[Material for this exercise Boundary: Start]
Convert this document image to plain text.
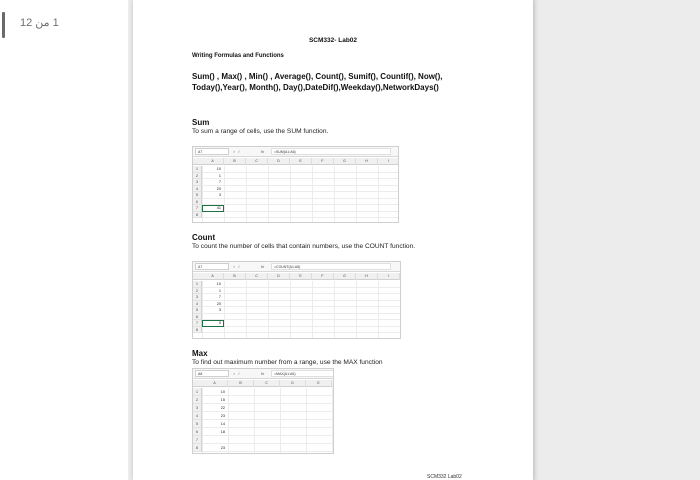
1 من 12
SCM332- Lab02
Writing Formulas and Functions
Sum() , Max() , Min() , Average(), Count(), Sumif(), Countif(), Now(),
Today(),Year(), Month(), Day(),DateDif(),Weekday(),NetworkDays()
Sum
To sum a range of cells, use the SUM function.
A7	×✓	fx	=SUM(A1:A6)
A	B	C	D	E	F	G	H	I
1	10
2	1
3	7
4	20
5	3
6
7	41
8
Count
To count the number of cells that contain numbers, use the COUNT function.
A7	×✓	fx	=COUNT(A1:A5)
A	B	C	D	E	F	G	H	I
1	10
2	1
3	7
4	20
5	3
6
7	5
8
Max
To find out maximum number from a range, use the MAX function
A8	×✓	fx	=MAX(A1:A6)
A	B	C	D	E
1	10
2	15
3	22
4	23
5	14
6	18
7
8	23
SCM332 Lab02
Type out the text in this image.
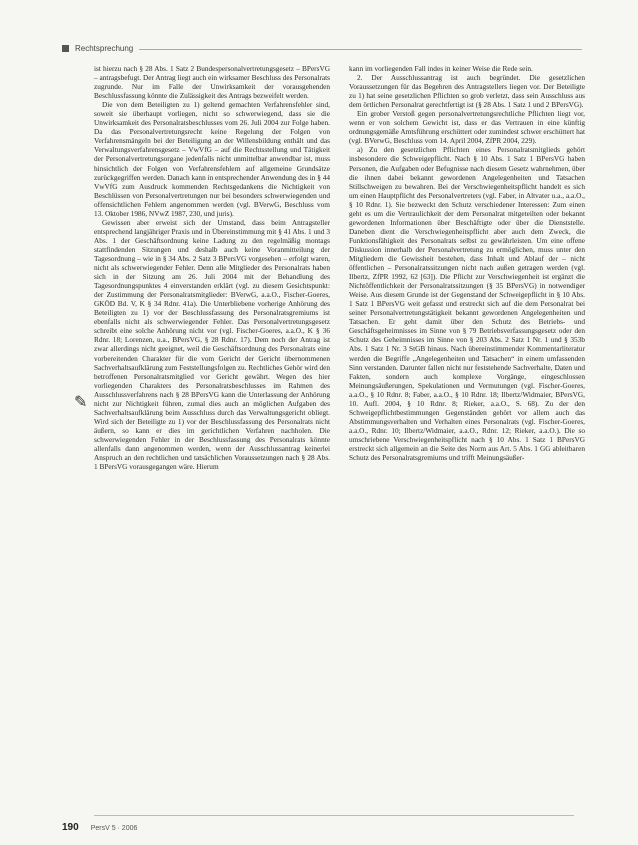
Rechtsprechung

ist hierzu nach § 28 Abs. 1 Satz 2 Bundespersonalvertretungsgesetz – BPersVG – antragsbefugt. Der Antrag liegt auch ein wirksamer Beschluss des Personalrats zugrunde. Nur im Falle der Unwirksamkeit der vorausgehenden Beschlussfassung könnte die Zulässigkeit des Antrags bezweifelt werden.

Die von dem Beteiligten zu 1) geltend gemachten Verfahrensfehler sind, soweit sie überhaupt vorliegen, nicht so schwerwiegend, dass sie die Unwirksamkeit des Personalratsbeschlusses vom 26. Juli 2004 zur Folge haben. Da das Personalvertretungsrecht keine Regelung der Folgen von Verfahrensmängeln bei der Beteiligung an der Willensbildung enthält und das Verwaltungsverfahrensgesetz – VwVfG – auf die Rechtsstellung und Tätigkeit der Personalvertretungsorgane jedenfalls nicht unmittelbar anwendbar ist, muss hinsichtlich der Folgen von Verfahrensfehlern auf allgemeine Grundsätze zurückgegriffen werden. Danach kann in entsprechender Anwendung des in § 44 VwVfG zum Ausdruck kommenden Rechtsgedankens die Nichtigkeit von Beschlüssen von Personalvertretungen nur bei besonders schwerwiegenden und offensichtlichen Fehlern angenommen werden (vgl. BVerwG, Beschluss vom 13. Oktober 1986, NVwZ 1987, 230, und juris).

Gewissen aber erweist sich der Umstand, dass beim Antragsteller entsprechend langjähriger Praxis und in Übereinstimmung mit § 41 Abs. 1 und 3 Abs. 1 der Geschäftsordnung keine Ladung zu den regelmäßig montags stattfindenden Sitzungen und deshalb auch keine Voranmitteilung der Tagesordnung – wie in § 34 Abs. 2 Satz 3 BPersVG vorgesehen – erfolgt waren, nicht als schwerwiegender Fehler. Denn alle Mitglieder des Personalrats haben sich in der Sitzung am 26. Juli 2004 mit der Behandlung des Tagesordnungspunktes 4 einverstanden erklärt (vgl. zu diesem Gesichtspunkt: der Zustimmung der Personalratsmitglieder: BVerwG, a.a.O., Fischer-Goeres, GKÖD Bd. V, K § 34 Rdnr. 41a). Die Unterbliebene vorherige Anhörung des Beteiligten zu 1) vor der Beschlussfassung des Personalratsgremiums ist ebenfalls nicht als schwerwiegender Fehler. Das Personalvertretungsgesetz schreibt eine solche Anhörung nicht vor (vgl. Fischer-Goeres, a.a.O., K § 36 Rdnr. 18; Lorenzen, u.a., BPersVG, § 28 Rdnr. 17). Dem noch der Antrag ist zwar allerdings nicht geeignet, weil die Geschäftsordnung des Personalrats eine vorbereitenden Charakter für die vom Gericht der Gericht übernommenen Sachverhaltsaufklärung zum Feststellungsfolgen zu. Rechtliches Gehör wird den betroffenen Personalratsmitglied vor Gericht gewährt. Wegen des hier vorliegenden Charakters des Personalratsbeschlusses im Rahmen des Ausschlussverfahrens nach § 28 BPersVG kann die Unterlassung der Anhörung nicht zur Nichtigkeit führen, zumal dies auch an möglichen Aufgaben des Sachverhaltsaufklärung beim Ausschluss durch das Verwaltungsgericht obliegt. Wird sich der Beteiligte zu 1) vor der Beschlussfassung des Personalrats nicht äußern, so kann er dies im gerichtlichen Verfahren nachholen. Die schwerwiegenden Fehler in der Beschlussfassung des Personalrats könnte allenfalls dann angenommen werden, wenn der Ausschlussantrag keinerlei Anspruch an den rechtlichen und tatsächlichen Voraussetzungen nach § 28 Abs. 1 BPersVG vorausgegangen wäre. Hierum

kann im vorliegenden Fall indes in keiner Weise die Rede sein.

2. Der Ausschlussantrag ist auch begründet. Die gesetzlichen Voraussetzungen für das Begehren des Antragstellers liegen vor. Der Beteiligte zu 1) hat seine gesetzlichen Pflichten so grob verletzt, dass sein Ausschluss aus dem örtlichen Personalrat gerechtfertigt ist (§ 28 Abs. 1 Satz 1 und 2 BPersVG).

Ein grober Verstoß gegen personalvertretungsrechtliche Pflichten liegt vor, wenn er von solchem Gewicht ist, dass er das Vertrauen in eine künftig ordnungsgemäße Amtsführung erschüttert oder zumindest schwer erschüttert hat (vgl. BVerwG, Beschluss vom 14. April 2004, ZfPR 2004, 229).

a) Zu den gesetzlichen Pflichten eines Personalratsmitglieds gehört insbesondere die Schweigepflicht. Nach § 10 Abs. 1 Satz 1 BPersVG haben Personen, die Aufgaben oder Befugnisse nach diesem Gesetz wahrnehmen, über die ihnen dabei bekannt gewordenen Angelegenheiten und Tatsachen Stillschweigen zu bewahren. Bei der Verschwiegenheitspflicht handelt es sich um einen Hauptpflicht des Personalvertreters (vgl. Faber, in Altvater u.a., a.a.O., § 10 Rdnr. 1). Sie bezweckt den Schutz verschiedener Interessen: Zum einen geht es um die Vertraulichkeit der dem Personalrat mitgeteilten oder bekannt gewordenen Informationen über Beschäftigte oder über die Dienststelle. Daneben dient die Verschwiegenheitspflicht aber auch dem Zweck, die Funktionsfähigkeit des Personalrats selbst zu gewährleisten. Um eine offene Diskussion innerhalb der Personalvertretung zu ermöglichen, muss unter den Mitgliedern die Gewissheit bestehen, dass Inhalt und Ablauf der – nicht öffentlichen – Personalratssitzungen nicht nach außen getragen werden (vgl. Ilbertz, ZfPR 1992, 62 [63]). Die Pflicht zur Verschwiegenheit ist ergänzt die Nichtöffentlichkeit der Personalratssitzungen (§ 35 BPersVG) in notwendiger Weise. Aus diesem Grunde ist der Gegenstand der Schweigepflicht in § 10 Abs. 1 Satz 1 BPersVG weit gefasst und erstreckt sich auf die dem Personalrat bei seiner Personalvertretungstätigkeit bekannt gewordenen Angelegenheiten und Tatsachen. Er geht damit über den Schutz des Betriebs- und Geschäftsgeheimnisses im Sinne von § 79 Betriebsverfassungsgesetz oder den Schutz des Geheimnisses im Sinne von § 203 Abs. 2 Satz 1 Nr. 1 und § 353b Abs. 1 Satz 1 Nr. 3 StGB hinaus. Nach übereinstimmender Kommentarliteratur werden die Begriffe „Angelegenheiten und Tatsachen“ in einem umfassenden Sinn verstanden. Darunter fallen nicht nur feststehende Sachverhalte, Daten und Fakten, sondern auch komplexe Vorgänge, eingeschlossen Meinungsäußerungen, Spekulationen und Vermutungen (vgl. Fischer-Goeres, a.a.O., § 10 Rdnr. 8; Faber, a.a.O., § 10 Rdnr. 18; Ilbertz/Widmaier, BPersVG, 10. Aufl. 2004, § 10 Rdnr. 8; Rieker, a.a.O., S. 68). Zu der den Schweigepflichtbestimmungen Gegenständen gehört vor allem auch das Abstimmungsverhalten und Verhalten eines Personalrats (vgl. Fischer-Goeres, a.a.O., Rdnr. 10; Ilbertz/Widmaier, a.a.O., Rdnr. 12; Rieker, a.a.O.). Die so umschriebene Verschwiegenheitspflicht nach § 10 Abs. 1 Satz 1 BPersVG erstreckt sich allgemein an die Seite des Norm aus Art. 5 Abs. 1 GG ableitbaren Schutz des Personalratsgremiums und trifft Meinungsäußer-

✎
190 PersV 5 · 2006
[Material for this exercise Boundary: End]
▶ Exercise description: Pull each line that includes the word "number" out of the material above.

▶ The answer:
To count the number of cells that contain numbers, use the COUNT function.
To find out maximum number from a range, use the MAX function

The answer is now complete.